-- Begin --

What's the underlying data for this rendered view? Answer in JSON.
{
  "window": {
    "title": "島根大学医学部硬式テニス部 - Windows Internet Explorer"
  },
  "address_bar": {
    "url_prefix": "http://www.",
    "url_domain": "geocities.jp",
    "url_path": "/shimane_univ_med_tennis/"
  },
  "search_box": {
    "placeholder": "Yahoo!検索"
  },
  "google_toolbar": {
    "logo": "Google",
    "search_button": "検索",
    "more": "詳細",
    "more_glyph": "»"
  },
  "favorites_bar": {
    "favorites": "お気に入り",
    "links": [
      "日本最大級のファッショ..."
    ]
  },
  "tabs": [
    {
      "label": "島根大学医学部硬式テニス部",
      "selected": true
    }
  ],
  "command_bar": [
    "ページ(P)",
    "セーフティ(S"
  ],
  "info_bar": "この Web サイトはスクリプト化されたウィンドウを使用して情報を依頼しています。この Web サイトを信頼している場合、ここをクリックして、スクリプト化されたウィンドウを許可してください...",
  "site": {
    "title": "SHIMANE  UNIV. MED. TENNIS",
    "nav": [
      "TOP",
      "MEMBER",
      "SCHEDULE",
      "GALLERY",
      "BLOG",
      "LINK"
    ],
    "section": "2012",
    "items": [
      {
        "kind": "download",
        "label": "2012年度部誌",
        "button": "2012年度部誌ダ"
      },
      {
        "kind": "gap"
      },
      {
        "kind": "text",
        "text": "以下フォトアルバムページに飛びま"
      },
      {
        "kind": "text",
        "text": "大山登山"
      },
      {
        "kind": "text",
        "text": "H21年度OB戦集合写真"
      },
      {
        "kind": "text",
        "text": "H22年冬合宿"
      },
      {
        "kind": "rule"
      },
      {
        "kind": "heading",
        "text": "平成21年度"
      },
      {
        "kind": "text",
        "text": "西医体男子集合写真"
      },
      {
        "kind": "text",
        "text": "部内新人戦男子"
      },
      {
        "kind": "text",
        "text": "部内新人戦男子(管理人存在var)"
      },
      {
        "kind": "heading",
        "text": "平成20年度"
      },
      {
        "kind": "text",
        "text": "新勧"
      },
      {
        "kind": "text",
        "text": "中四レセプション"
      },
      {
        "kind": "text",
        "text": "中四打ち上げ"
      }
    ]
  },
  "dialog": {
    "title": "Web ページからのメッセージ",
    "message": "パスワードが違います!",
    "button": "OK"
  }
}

-- End --

=== STATED TASK ===
Using the data above, reproduce every line exactly.

=== SOLVED PROBLEM ===
What's the underlying data for this rendered view? Answer in JSON.
{
  "window": {
    "title": "島根大学医学部硬式テニス部 - Windows Internet Explorer"
  },
  "address_bar": {
    "url_prefix": "http://www.",
    "url_domain": "geocities.jp",
    "url_path": "/shimane_univ_med_tennis/"
  },
  "search_box": {
    "placeholder": "Yahoo!検索"
  },
  "google_toolbar": {
    "logo": "Google",
    "search_button": "検索",
    "more": "詳細",
    "more_glyph": "»"
  },
  "favorites_bar": {
    "favorites": "お気に入り",
    "links": [
      "日本最大級のファッショ..."
    ]
  },
  "tabs": [
    {
      "label": "島根大学医学部硬式テニス部",
      "selected": true
    }
  ],
  "command_bar": [
    "ページ(P)",
    "セーフティ(S"
  ],
  "info_bar": "この Web サイトはスクリプト化されたウィンドウを使用して情報を依頼しています。この Web サイトを信頼している場合、ここをクリックして、スクリプト化されたウィンドウを許可してください...",
  "site": {
    "title": "SHIMANE  UNIV. MED. TENNIS",
    "nav": [
      "TOP",
      "MEMBER",
      "SCHEDULE",
      "GALLERY",
      "BLOG",
      "LINK"
    ],
    "section": "2012",
    "items": [
      {
        "kind": "download",
        "label": "2012年度部誌",
        "button": "2012年度部誌ダ"
      },
      {
        "kind": "gap"
      },
      {
        "kind": "text",
        "text": "以下フォトアルバムページに飛びま"
      },
      {
        "kind": "text",
        "text": "大山登山"
      },
      {
        "kind": "text",
        "text": "H21年度OB戦集合写真"
      },
      {
        "kind": "text",
        "text": "H22年冬合宿"
      },
      {
        "kind": "rule"
      },
      {
        "kind": "heading",
        "text": "平成21年度"
      },
      {
        "kind": "text",
        "text": "西医体男子集合写真"
      },
      {
        "kind": "text",
        "text": "部内新人戦男子"
      },
      {
        "kind": "text",
        "text": "部内新人戦男子(管理人存在var)"
      },
      {
        "kind": "heading",
        "text": "平成20年度"
      },
      {
        "kind": "text",
        "text": "新勧"
      },
      {
        "kind": "text",
        "text": "中四レセプション"
      },
      {
        "kind": "text",
        "text": "中四打ち上げ"
      }
    ]
  },
  "dialog": {
    "title": "Web ページからのメッセージ",
    "message": "パスワードが違います!",
    "button": "OK"
  }
}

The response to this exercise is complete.